◆ Task description ◆
Please reproduce every one of the entries below word for word, leaving each line unchanged.

◆ Dataset ◆

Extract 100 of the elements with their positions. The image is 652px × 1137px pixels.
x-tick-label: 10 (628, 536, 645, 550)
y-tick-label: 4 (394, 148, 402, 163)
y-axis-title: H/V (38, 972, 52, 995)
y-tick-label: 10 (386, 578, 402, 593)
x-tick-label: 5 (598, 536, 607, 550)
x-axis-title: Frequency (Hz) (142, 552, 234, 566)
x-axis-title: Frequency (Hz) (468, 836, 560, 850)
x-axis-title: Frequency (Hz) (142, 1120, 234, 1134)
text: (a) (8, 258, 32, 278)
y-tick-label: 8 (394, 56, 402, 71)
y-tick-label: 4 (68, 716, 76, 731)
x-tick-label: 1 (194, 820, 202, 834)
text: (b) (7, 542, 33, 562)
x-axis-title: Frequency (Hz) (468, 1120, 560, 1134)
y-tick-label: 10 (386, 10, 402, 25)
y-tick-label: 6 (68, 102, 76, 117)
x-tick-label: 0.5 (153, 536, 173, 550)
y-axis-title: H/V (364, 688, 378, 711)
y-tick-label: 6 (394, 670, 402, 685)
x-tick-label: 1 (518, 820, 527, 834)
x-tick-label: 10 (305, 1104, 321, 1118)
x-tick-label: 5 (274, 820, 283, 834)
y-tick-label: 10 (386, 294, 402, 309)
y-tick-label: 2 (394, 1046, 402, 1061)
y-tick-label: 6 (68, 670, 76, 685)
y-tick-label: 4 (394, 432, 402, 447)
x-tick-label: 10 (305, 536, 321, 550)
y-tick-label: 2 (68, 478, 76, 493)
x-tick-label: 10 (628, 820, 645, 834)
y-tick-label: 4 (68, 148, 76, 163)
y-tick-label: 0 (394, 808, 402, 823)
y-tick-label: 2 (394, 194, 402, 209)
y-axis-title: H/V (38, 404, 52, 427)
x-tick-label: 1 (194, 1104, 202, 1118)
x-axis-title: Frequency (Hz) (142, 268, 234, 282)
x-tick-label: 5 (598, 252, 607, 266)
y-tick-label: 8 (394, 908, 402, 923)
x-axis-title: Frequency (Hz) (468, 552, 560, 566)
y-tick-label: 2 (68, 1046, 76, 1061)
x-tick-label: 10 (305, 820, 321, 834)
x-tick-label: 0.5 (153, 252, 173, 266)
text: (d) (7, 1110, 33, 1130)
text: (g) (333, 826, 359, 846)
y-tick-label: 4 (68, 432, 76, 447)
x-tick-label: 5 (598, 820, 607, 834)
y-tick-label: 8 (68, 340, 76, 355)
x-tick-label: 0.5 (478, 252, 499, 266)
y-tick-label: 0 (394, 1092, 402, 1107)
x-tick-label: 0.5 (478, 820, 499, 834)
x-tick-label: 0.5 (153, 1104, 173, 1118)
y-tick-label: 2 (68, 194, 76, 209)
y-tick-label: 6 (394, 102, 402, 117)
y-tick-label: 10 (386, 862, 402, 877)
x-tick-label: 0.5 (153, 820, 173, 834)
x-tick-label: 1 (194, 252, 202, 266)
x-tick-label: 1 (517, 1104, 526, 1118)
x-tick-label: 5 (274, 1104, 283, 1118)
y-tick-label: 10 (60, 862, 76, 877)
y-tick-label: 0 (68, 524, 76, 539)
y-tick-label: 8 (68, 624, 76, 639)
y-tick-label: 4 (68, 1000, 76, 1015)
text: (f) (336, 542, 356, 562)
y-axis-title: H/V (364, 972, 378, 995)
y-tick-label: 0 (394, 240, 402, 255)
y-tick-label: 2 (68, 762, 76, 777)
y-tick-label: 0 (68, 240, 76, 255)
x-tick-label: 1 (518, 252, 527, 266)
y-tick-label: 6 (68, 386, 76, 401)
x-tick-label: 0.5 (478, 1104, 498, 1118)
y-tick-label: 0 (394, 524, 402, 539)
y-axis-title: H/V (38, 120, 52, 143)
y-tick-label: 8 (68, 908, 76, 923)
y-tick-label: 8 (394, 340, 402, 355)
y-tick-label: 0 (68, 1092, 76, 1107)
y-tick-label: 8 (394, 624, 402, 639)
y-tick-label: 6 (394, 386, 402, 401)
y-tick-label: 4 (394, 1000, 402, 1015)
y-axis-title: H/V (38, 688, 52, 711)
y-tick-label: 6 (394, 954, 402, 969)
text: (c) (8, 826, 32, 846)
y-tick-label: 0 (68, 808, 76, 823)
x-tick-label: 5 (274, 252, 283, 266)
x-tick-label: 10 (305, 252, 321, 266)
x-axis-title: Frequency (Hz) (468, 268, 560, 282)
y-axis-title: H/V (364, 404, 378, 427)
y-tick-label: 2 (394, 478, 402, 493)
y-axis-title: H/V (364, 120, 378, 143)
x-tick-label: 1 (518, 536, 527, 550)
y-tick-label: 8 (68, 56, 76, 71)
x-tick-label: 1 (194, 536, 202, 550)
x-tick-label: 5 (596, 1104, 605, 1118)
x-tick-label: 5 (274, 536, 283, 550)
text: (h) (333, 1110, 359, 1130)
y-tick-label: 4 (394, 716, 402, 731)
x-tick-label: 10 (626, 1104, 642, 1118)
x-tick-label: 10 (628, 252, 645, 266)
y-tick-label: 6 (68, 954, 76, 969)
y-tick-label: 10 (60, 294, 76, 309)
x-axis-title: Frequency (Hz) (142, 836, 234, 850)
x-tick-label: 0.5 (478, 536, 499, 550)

◆ Response to the task ◆
Extract 100 of the elements with their positions. The image is 652px × 1137px pixels.
x-tick-label: 10 (628, 536, 645, 550)
y-tick-label: 4 (394, 148, 402, 163)
y-axis-title: H/V (38, 972, 52, 995)
y-tick-label: 10 (386, 578, 402, 593)
x-tick-label: 5 (598, 536, 607, 550)
x-axis-title: Frequency (Hz) (142, 552, 234, 566)
x-axis-title: Frequency (Hz) (468, 836, 560, 850)
x-axis-title: Frequency (Hz) (142, 1120, 234, 1134)
text: (a) (8, 258, 32, 278)
y-tick-label: 8 (394, 56, 402, 71)
y-tick-label: 4 (68, 716, 76, 731)
x-tick-label: 1 (194, 820, 202, 834)
text: (b) (7, 542, 33, 562)
x-axis-title: Frequency (Hz) (468, 1120, 560, 1134)
y-tick-label: 10 (386, 10, 402, 25)
y-tick-label: 6 (68, 102, 76, 117)
x-tick-label: 0.5 (153, 536, 173, 550)
y-axis-title: H/V (364, 688, 378, 711)
y-tick-label: 6 (394, 670, 402, 685)
x-tick-label: 1 (518, 820, 527, 834)
x-tick-label: 10 (305, 1104, 321, 1118)
x-tick-label: 5 (274, 820, 283, 834)
y-tick-label: 10 (386, 294, 402, 309)
y-tick-label: 2 (394, 1046, 402, 1061)
y-tick-label: 6 (68, 670, 76, 685)
y-tick-label: 4 (394, 432, 402, 447)
x-tick-label: 10 (305, 536, 321, 550)
y-tick-label: 2 (68, 478, 76, 493)
x-tick-label: 10 (628, 820, 645, 834)
y-tick-label: 4 (68, 148, 76, 163)
y-tick-label: 0 (394, 808, 402, 823)
y-tick-label: 2 (394, 194, 402, 209)
y-axis-title: H/V (38, 404, 52, 427)
x-tick-label: 1 (194, 1104, 202, 1118)
x-axis-title: Frequency (Hz) (142, 268, 234, 282)
x-tick-label: 5 (598, 252, 607, 266)
y-tick-label: 8 (394, 908, 402, 923)
x-axis-title: Frequency (Hz) (468, 552, 560, 566)
y-tick-label: 2 (68, 1046, 76, 1061)
x-tick-label: 10 (305, 820, 321, 834)
x-tick-label: 0.5 (153, 252, 173, 266)
text: (d) (7, 1110, 33, 1130)
text: (g) (333, 826, 359, 846)
y-tick-label: 4 (68, 432, 76, 447)
x-tick-label: 5 (598, 820, 607, 834)
y-tick-label: 8 (68, 340, 76, 355)
x-tick-label: 0.5 (478, 252, 499, 266)
y-tick-label: 0 (394, 1092, 402, 1107)
x-tick-label: 0.5 (478, 820, 499, 834)
x-tick-label: 0.5 (153, 1104, 173, 1118)
y-tick-label: 2 (68, 194, 76, 209)
y-tick-label: 6 (394, 102, 402, 117)
y-tick-label: 10 (386, 862, 402, 877)
x-tick-label: 0.5 (153, 820, 173, 834)
x-tick-label: 1 (194, 252, 202, 266)
x-tick-label: 1 (517, 1104, 526, 1118)
x-tick-label: 5 (274, 1104, 283, 1118)
y-tick-label: 10 (60, 862, 76, 877)
y-tick-label: 0 (68, 524, 76, 539)
y-tick-label: 8 (68, 624, 76, 639)
y-tick-label: 4 (68, 1000, 76, 1015)
text: (f) (336, 542, 356, 562)
y-axis-title: H/V (364, 972, 378, 995)
y-tick-label: 0 (394, 240, 402, 255)
y-tick-label: 2 (68, 762, 76, 777)
y-tick-label: 0 (68, 240, 76, 255)
x-tick-label: 1 (518, 252, 527, 266)
y-tick-label: 6 (68, 386, 76, 401)
x-tick-label: 0.5 (478, 1104, 498, 1118)
y-tick-label: 0 (394, 524, 402, 539)
y-axis-title: H/V (38, 120, 52, 143)
y-tick-label: 8 (68, 908, 76, 923)
y-tick-label: 8 (394, 340, 402, 355)
y-tick-label: 0 (68, 1092, 76, 1107)
y-tick-label: 8 (394, 624, 402, 639)
y-tick-label: 6 (394, 386, 402, 401)
y-tick-label: 4 (394, 1000, 402, 1015)
y-axis-title: H/V (38, 688, 52, 711)
y-tick-label: 6 (394, 954, 402, 969)
text: (c) (8, 826, 32, 846)
y-tick-label: 0 (68, 808, 76, 823)
x-tick-label: 5 (274, 252, 283, 266)
x-tick-label: 10 (305, 252, 321, 266)
x-axis-title: Frequency (Hz) (468, 268, 560, 282)
y-axis-title: H/V (364, 404, 378, 427)
y-tick-label: 2 (394, 478, 402, 493)
y-axis-title: H/V (364, 120, 378, 143)
x-tick-label: 1 (518, 536, 527, 550)
y-tick-label: 8 (68, 56, 76, 71)
x-tick-label: 1 (194, 536, 202, 550)
x-tick-label: 5 (596, 1104, 605, 1118)
x-tick-label: 5 (274, 536, 283, 550)
text: (h) (333, 1110, 359, 1130)
y-tick-label: 4 (394, 716, 402, 731)
x-tick-label: 10 (626, 1104, 642, 1118)
x-tick-label: 10 (628, 252, 645, 266)
y-tick-label: 6 (68, 954, 76, 969)
y-tick-label: 10 (60, 294, 76, 309)
x-axis-title: Frequency (Hz) (142, 836, 234, 850)
x-tick-label: 0.5 (478, 536, 499, 550)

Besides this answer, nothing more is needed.